**PASSAGE TO READ:**
((
Keith Whitley - The Last Word

First published in Country Music International, January 1996

 

Lauded as one of the finest country vocalists of his time Keith Whitley’s burgeoning career was cut short when he died in 1989. A new album of previously unreleased material has reaffirmed his status in the 1990s. Alan Cackett recounts the story of a wasted talent and returns to a previously unpublished interview conducted with the singer just weeks before his death.

 

Keith Whitley, one of modern country music’s finest vocal stylists, just won’t go away. The past year has seen the release of both an excellent tribute album recorded by some of Nashville’s newer performers, and, more recently, WHEREVER YOU ARE TONIGHT, an album of previously unreleased demos dressed up in superb modern country arrangements.

Whitley never received the hype of, say, Randy Travis, Clint Black or Garth Brooks, but he quietly made his mark as one of the New Country movement’s great talents before his death, at just 33, of an accidental alcohol overdose, on May 9, 1989.

When Whitley first hit Nashville in the early 1980s I wasn't really aware of his bluegrass background and felt that he was a poor imitator of Lefty Frizzell, a singer that I had long held in high regard. It wasn't until 1988, when he released his DON’T CLOSE YOUR EYES album that I started to get hooked on Whitley’s rich stone country baritone. When I heard that he was to appear at the annual Wembley country music festival the following Easter I sought out an interview.

As it happened, Whitley turned out to be a perfect gentleman. Softly spoken and a real expert on country music and its history. Like so many, I was devastated to hear just a few weeks later, that he had died. The interview never ran.

When he went on that fatal alcoholic binge in 1989, Whitley left behind a legacy of recordings that will be enjoyed for as long as people listen to country music. At the time, he had three consecutive number one records and had just completed recording his I WONDER DO YOU THINK OF ME album. After nearly two decades of striving for stardom and a long battle with alcoholism, Whitley had finally achieved major country music success.

But his success was tempered with sadness. In 1984 his brother Randy was killed in a motorcycle accident, and a year later, Keith and his first wife, Kathi, divorced. However, success on the charts coincided with an upturn in his personal life. He began dating singer Lorrie Morgan and the two were married on November 21, 1986. They had a son, Jesse Keith, in 1987, and later Keith adopted Lorrie's eight-year old daughter Morgan.

His life appeared to be in good shape and he also seemed to be conquering the drink problem he’d had since he was 16. “Every time I’d get close to something happening, I’d get drunk,” he admitted. “It took me a long time to realise that my drinking had become a problem.”

It was estimated that Whitley had consumed the equivalent of 20 shots of 100-proof liquor in just two hours. He’d been drinking alone at his Goodlettsville home. Lorrie was en route to an appearance in Alaska when he died.

Born July 1, 1955, in Sandy Hook, Kentucky, Whitley rose to fame as a bluegrass music prodigy. He was playing guitar by the age of six, performed on West Virginia radio by the age of nine, and in the late 1960s, at just 13 years old, he put together The Lonesome Mountain Boys, a bluegrass group that included Whitley, his brother Dwight, and fellow Kentuckian Ricky Skaggs. In 1970, he and Skaggs toured in Ralph Stanley's Clinch Mountain Boys, where they stayed until 1972. “I just couldn’t believe it,” Whitley recalled. “My bluegrass career seemed to snowball. I was just 15 years old and I was being treated like a star.”
))
**TASKS TO COMPLETE:**
1 > Answer these questions from the Keith Whitley article:
(a) On what date did Whitley marry Lorrie Morgan?
(b) In what town and state was Whitley born?
(c) How old was Whitley when he died?
2 > For each statement, say whether the Keith Whitley article agrees, and quote the words that decide it.
(a) Whitley's brother Randy died in a car accident.
(b) Whitley was drinking alone at his Goodlettsville home before he died.
(c) Whitley and Ricky Skaggs stayed in Ralph Stanley's Clinch Mountain Boys until 1975.
The material placed after this point stands apart from the Keith Whitley article.

**DATASET ENTRIES:**
((
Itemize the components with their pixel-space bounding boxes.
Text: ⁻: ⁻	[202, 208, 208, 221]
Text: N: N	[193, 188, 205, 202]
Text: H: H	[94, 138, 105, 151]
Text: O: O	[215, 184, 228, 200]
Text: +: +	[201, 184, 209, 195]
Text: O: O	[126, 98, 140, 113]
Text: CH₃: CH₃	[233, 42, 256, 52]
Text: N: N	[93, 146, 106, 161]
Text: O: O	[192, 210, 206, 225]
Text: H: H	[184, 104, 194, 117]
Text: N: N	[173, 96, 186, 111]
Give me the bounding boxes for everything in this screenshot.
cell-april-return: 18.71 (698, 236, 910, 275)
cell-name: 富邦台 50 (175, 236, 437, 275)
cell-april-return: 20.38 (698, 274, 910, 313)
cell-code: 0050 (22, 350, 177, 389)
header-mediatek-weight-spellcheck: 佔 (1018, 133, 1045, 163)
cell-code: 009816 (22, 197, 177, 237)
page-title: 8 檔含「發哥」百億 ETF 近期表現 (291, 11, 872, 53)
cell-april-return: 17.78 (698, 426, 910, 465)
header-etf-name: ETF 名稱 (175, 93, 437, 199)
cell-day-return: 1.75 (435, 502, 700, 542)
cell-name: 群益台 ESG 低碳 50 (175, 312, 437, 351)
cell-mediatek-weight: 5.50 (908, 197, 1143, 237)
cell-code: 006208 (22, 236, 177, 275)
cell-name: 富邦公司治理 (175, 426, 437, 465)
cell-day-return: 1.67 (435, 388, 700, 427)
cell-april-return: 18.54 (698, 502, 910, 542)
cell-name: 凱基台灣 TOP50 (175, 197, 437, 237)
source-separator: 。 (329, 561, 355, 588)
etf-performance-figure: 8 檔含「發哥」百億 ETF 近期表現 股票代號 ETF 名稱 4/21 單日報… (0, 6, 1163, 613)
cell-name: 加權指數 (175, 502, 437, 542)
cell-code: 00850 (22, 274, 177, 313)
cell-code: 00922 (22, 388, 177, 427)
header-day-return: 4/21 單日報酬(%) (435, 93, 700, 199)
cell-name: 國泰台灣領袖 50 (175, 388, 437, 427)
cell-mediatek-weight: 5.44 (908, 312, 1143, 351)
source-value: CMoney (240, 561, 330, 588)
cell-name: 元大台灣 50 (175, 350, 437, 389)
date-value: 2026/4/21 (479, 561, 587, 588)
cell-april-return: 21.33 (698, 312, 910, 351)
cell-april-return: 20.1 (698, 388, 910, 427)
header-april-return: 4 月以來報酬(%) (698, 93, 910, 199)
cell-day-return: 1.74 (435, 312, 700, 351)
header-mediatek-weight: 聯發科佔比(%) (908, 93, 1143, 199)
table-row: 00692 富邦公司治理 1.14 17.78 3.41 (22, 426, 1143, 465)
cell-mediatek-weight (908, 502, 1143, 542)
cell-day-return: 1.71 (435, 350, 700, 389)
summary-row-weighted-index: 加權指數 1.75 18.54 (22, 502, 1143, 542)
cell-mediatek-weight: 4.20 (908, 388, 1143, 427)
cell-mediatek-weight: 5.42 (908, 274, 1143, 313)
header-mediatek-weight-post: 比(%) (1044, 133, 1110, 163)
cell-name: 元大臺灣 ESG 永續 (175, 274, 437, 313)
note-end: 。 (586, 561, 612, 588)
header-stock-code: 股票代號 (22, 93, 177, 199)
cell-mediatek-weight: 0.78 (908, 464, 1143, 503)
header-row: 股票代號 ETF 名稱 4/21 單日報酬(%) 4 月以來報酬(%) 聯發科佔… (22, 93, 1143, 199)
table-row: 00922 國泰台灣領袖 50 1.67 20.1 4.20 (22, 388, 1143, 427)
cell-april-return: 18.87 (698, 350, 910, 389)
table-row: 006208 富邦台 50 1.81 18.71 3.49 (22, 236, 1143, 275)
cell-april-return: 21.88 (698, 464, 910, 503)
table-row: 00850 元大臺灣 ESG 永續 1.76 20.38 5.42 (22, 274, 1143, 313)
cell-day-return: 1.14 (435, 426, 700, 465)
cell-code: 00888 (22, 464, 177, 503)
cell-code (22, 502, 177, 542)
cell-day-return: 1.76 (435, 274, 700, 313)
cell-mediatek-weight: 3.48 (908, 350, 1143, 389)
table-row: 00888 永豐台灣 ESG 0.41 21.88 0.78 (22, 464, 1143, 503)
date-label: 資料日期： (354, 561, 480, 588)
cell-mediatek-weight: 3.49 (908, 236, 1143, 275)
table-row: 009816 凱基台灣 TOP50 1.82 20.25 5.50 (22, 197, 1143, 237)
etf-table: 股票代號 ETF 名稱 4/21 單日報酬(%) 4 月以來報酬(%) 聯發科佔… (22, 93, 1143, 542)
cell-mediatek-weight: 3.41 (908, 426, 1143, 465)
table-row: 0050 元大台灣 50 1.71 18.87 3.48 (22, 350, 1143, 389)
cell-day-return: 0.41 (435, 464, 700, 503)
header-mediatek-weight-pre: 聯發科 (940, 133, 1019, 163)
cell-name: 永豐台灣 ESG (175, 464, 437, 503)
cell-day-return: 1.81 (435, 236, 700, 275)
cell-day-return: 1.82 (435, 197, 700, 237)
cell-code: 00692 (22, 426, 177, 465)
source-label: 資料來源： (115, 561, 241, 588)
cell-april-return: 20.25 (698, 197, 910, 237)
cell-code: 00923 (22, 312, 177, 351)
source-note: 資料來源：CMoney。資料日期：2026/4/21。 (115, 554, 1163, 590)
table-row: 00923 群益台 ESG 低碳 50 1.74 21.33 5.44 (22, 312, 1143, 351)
))
**ANSWERS:**
1 >
(a) November 21, 1986
(b) Sandy Hook, Kentucky
(c) 33

2 >
(a) No: "In 1984 his brother Randy was killed in a motorcycle accident"
(b) Yes: "He’d been drinking alone at his Goodlettsville home."
(c) No: "where they stayed until 1972"